▸ **Directions for this task**:
Your task is to repeat the entries exactly. Leave the pictures out.

▸ **Given information**:
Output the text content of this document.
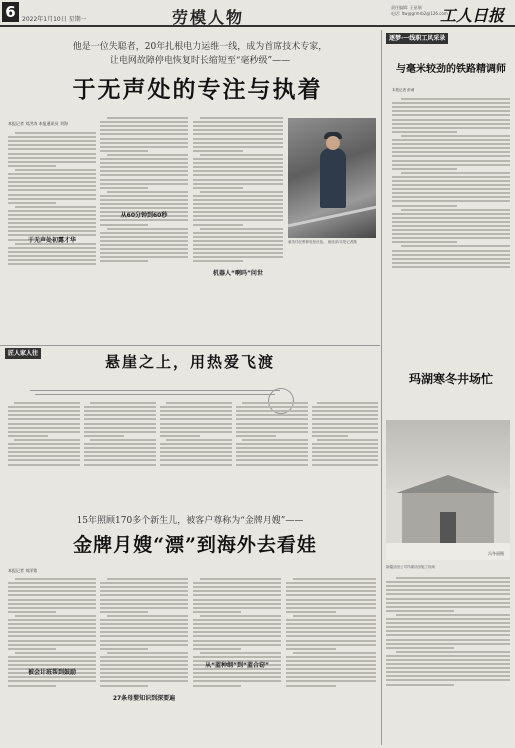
6	2022年1月10日 星期一	劳模人物
责任编辑: 王星瑞
电话: ltw@grmrb2@126.com
工人日报
他是一位失聪者，20年扎根电力运维一线，成为首席技术专家，
让电网故障停电恢复时长缩短至“毫秒级”——
于无声处的专注与执着
本报记者 刘洪涛 本报通讯员 刘海
于无声处初露才华
从60分钟到60秒
机器人“啊吗”问世
童英伟在维修电柜设备。 童延泽/本报记者摄
匠人家人往	悬崖之上，用热爱飞渡
15年照顾170多个新生儿，被客户尊称为“金牌月嫂”——
金牌月嫂“漂”到海外去看娃
本报记者 刘洋铭
被会计班帮到鼓励
27条母婴知识到深要遍
从“蓝种纲”到“蓝合窃”
逐梦·一线职工风采录
与毫米较劲的铁路精调师
本报记者 彭诚
玛湖寒冬井场忙
冯冬丽摄
新疆油田公司玛湖油田施工现场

▸ **Answer**:
Output the text content of this document.
6	2022年1月10日 星期一	劳模人物
责任编辑: 王星瑞
电话: ltw@grmrb2@126.com
工人日报
他是一位失聪者，20年扎根电力运维一线，成为首席技术专家，
让电网故障停电恢复时长缩短至“毫秒级”——
于无声处的专注与执着
本报记者 刘洪涛 本报通讯员 刘海
于无声处初露才华
从60分钟到60秒
机器人“啊吗”问世
童英伟在维修电柜设备。 童延泽/本报记者摄
匠人家人往	悬崖之上，用热爱飞渡
15年照顾170多个新生儿，被客户尊称为“金牌月嫂”——
金牌月嫂“漂”到海外去看娃
本报记者 刘洋铭
被会计班帮到鼓励
27条母婴知识到深要遍
从“蓝种纲”到“蓝合窃”
逐梦·一线职工风采录
与毫米较劲的铁路精调师
本报记者 彭诚
玛湖寒冬井场忙
冯冬丽摄
新疆油田公司玛湖油田施工现场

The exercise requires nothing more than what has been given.